* BEGIN RECORDS SHOWN *

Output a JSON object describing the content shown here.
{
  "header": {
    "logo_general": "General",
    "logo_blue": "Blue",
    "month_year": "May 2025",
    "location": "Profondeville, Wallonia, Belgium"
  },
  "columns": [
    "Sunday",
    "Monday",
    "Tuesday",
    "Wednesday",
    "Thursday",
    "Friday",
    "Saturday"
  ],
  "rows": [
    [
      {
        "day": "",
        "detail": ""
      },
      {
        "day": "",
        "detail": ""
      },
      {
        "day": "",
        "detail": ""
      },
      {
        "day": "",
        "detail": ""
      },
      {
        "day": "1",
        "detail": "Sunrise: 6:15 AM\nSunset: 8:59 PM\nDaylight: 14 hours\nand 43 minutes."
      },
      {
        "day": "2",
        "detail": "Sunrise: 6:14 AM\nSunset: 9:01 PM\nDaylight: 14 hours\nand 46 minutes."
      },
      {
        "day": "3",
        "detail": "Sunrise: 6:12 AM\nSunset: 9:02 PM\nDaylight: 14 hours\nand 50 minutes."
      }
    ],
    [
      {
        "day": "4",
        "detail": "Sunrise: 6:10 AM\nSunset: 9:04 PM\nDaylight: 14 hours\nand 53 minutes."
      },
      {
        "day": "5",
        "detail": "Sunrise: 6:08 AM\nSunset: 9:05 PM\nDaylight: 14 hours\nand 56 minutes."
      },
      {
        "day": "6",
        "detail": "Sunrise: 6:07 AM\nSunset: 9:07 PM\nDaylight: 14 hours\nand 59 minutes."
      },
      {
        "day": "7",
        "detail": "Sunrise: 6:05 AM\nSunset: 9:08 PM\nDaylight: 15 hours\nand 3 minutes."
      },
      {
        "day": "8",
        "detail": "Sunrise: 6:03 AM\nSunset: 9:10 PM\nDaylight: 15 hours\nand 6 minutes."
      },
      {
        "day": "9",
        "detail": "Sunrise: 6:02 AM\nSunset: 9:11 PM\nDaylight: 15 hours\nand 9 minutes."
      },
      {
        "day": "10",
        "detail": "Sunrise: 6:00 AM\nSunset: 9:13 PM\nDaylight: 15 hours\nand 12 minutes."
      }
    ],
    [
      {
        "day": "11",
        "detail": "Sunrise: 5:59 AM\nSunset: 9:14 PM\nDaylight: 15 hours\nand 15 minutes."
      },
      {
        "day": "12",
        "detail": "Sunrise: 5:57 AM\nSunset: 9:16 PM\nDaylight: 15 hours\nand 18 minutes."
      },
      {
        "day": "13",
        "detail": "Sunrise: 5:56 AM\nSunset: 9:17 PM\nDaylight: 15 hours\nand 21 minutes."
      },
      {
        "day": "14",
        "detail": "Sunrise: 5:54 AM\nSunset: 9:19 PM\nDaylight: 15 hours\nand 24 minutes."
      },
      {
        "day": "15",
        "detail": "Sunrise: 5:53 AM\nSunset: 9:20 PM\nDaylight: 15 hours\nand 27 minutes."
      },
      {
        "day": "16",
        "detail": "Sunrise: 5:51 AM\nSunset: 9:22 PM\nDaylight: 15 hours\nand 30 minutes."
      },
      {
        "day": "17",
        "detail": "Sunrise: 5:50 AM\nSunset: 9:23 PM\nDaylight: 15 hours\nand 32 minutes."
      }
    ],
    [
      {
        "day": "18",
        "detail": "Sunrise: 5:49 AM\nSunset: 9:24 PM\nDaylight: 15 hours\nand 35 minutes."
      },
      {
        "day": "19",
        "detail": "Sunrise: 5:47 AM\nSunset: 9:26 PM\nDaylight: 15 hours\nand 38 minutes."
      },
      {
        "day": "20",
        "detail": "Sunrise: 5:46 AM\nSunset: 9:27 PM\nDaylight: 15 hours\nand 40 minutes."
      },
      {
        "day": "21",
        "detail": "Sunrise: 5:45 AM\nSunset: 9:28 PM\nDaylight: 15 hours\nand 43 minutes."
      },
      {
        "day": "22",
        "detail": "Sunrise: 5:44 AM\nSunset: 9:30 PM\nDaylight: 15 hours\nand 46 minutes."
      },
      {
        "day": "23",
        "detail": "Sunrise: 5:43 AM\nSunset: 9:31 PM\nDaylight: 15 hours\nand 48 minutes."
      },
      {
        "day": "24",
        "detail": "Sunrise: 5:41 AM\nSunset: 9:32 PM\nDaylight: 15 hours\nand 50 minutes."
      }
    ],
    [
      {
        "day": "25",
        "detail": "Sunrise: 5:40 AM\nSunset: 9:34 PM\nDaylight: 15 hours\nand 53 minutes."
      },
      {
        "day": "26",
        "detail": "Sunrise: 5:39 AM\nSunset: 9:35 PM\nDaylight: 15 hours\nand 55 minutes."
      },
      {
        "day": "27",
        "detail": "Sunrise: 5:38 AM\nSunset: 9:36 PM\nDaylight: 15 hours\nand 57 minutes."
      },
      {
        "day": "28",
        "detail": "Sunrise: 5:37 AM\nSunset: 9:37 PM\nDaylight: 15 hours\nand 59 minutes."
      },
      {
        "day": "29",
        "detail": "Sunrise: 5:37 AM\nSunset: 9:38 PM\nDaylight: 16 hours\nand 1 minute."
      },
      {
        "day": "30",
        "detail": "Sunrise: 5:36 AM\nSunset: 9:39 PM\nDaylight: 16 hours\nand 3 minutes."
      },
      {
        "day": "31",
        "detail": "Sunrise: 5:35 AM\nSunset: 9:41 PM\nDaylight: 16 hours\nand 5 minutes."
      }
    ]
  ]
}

* END RECORDS SHOWN *

▶ _TO DO_
Restate all of the entries above precisely.

▶ _WRITTEN ANSWER_
Output a JSON object describing the content shown here.
{
  "header": {
    "logo_general": "General",
    "logo_blue": "Blue",
    "month_year": "May 2025",
    "location": "Profondeville, Wallonia, Belgium"
  },
  "columns": [
    "Sunday",
    "Monday",
    "Tuesday",
    "Wednesday",
    "Thursday",
    "Friday",
    "Saturday"
  ],
  "rows": [
    [
      {
        "day": "",
        "detail": ""
      },
      {
        "day": "",
        "detail": ""
      },
      {
        "day": "",
        "detail": ""
      },
      {
        "day": "",
        "detail": ""
      },
      {
        "day": "1",
        "detail": "Sunrise: 6:15 AM\nSunset: 8:59 PM\nDaylight: 14 hours\nand 43 minutes."
      },
      {
        "day": "2",
        "detail": "Sunrise: 6:14 AM\nSunset: 9:01 PM\nDaylight: 14 hours\nand 46 minutes."
      },
      {
        "day": "3",
        "detail": "Sunrise: 6:12 AM\nSunset: 9:02 PM\nDaylight: 14 hours\nand 50 minutes."
      }
    ],
    [
      {
        "day": "4",
        "detail": "Sunrise: 6:10 AM\nSunset: 9:04 PM\nDaylight: 14 hours\nand 53 minutes."
      },
      {
        "day": "5",
        "detail": "Sunrise: 6:08 AM\nSunset: 9:05 PM\nDaylight: 14 hours\nand 56 minutes."
      },
      {
        "day": "6",
        "detail": "Sunrise: 6:07 AM\nSunset: 9:07 PM\nDaylight: 14 hours\nand 59 minutes."
      },
      {
        "day": "7",
        "detail": "Sunrise: 6:05 AM\nSunset: 9:08 PM\nDaylight: 15 hours\nand 3 minutes."
      },
      {
        "day": "8",
        "detail": "Sunrise: 6:03 AM\nSunset: 9:10 PM\nDaylight: 15 hours\nand 6 minutes."
      },
      {
        "day": "9",
        "detail": "Sunrise: 6:02 AM\nSunset: 9:11 PM\nDaylight: 15 hours\nand 9 minutes."
      },
      {
        "day": "10",
        "detail": "Sunrise: 6:00 AM\nSunset: 9:13 PM\nDaylight: 15 hours\nand 12 minutes."
      }
    ],
    [
      {
        "day": "11",
        "detail": "Sunrise: 5:59 AM\nSunset: 9:14 PM\nDaylight: 15 hours\nand 15 minutes."
      },
      {
        "day": "12",
        "detail": "Sunrise: 5:57 AM\nSunset: 9:16 PM\nDaylight: 15 hours\nand 18 minutes."
      },
      {
        "day": "13",
        "detail": "Sunrise: 5:56 AM\nSunset: 9:17 PM\nDaylight: 15 hours\nand 21 minutes."
      },
      {
        "day": "14",
        "detail": "Sunrise: 5:54 AM\nSunset: 9:19 PM\nDaylight: 15 hours\nand 24 minutes."
      },
      {
        "day": "15",
        "detail": "Sunrise: 5:53 AM\nSunset: 9:20 PM\nDaylight: 15 hours\nand 27 minutes."
      },
      {
        "day": "16",
        "detail": "Sunrise: 5:51 AM\nSunset: 9:22 PM\nDaylight: 15 hours\nand 30 minutes."
      },
      {
        "day": "17",
        "detail": "Sunrise: 5:50 AM\nSunset: 9:23 PM\nDaylight: 15 hours\nand 32 minutes."
      }
    ],
    [
      {
        "day": "18",
        "detail": "Sunrise: 5:49 AM\nSunset: 9:24 PM\nDaylight: 15 hours\nand 35 minutes."
      },
      {
        "day": "19",
        "detail": "Sunrise: 5:47 AM\nSunset: 9:26 PM\nDaylight: 15 hours\nand 38 minutes."
      },
      {
        "day": "20",
        "detail": "Sunrise: 5:46 AM\nSunset: 9:27 PM\nDaylight: 15 hours\nand 40 minutes."
      },
      {
        "day": "21",
        "detail": "Sunrise: 5:45 AM\nSunset: 9:28 PM\nDaylight: 15 hours\nand 43 minutes."
      },
      {
        "day": "22",
        "detail": "Sunrise: 5:44 AM\nSunset: 9:30 PM\nDaylight: 15 hours\nand 46 minutes."
      },
      {
        "day": "23",
        "detail": "Sunrise: 5:43 AM\nSunset: 9:31 PM\nDaylight: 15 hours\nand 48 minutes."
      },
      {
        "day": "24",
        "detail": "Sunrise: 5:41 AM\nSunset: 9:32 PM\nDaylight: 15 hours\nand 50 minutes."
      }
    ],
    [
      {
        "day": "25",
        "detail": "Sunrise: 5:40 AM\nSunset: 9:34 PM\nDaylight: 15 hours\nand 53 minutes."
      },
      {
        "day": "26",
        "detail": "Sunrise: 5:39 AM\nSunset: 9:35 PM\nDaylight: 15 hours\nand 55 minutes."
      },
      {
        "day": "27",
        "detail": "Sunrise: 5:38 AM\nSunset: 9:36 PM\nDaylight: 15 hours\nand 57 minutes."
      },
      {
        "day": "28",
        "detail": "Sunrise: 5:37 AM\nSunset: 9:37 PM\nDaylight: 15 hours\nand 59 minutes."
      },
      {
        "day": "29",
        "detail": "Sunrise: 5:37 AM\nSunset: 9:38 PM\nDaylight: 16 hours\nand 1 minute."
      },
      {
        "day": "30",
        "detail": "Sunrise: 5:36 AM\nSunset: 9:39 PM\nDaylight: 16 hours\nand 3 minutes."
      },
      {
        "day": "31",
        "detail": "Sunrise: 5:35 AM\nSunset: 9:41 PM\nDaylight: 16 hours\nand 5 minutes."
      }
    ]
  ]
}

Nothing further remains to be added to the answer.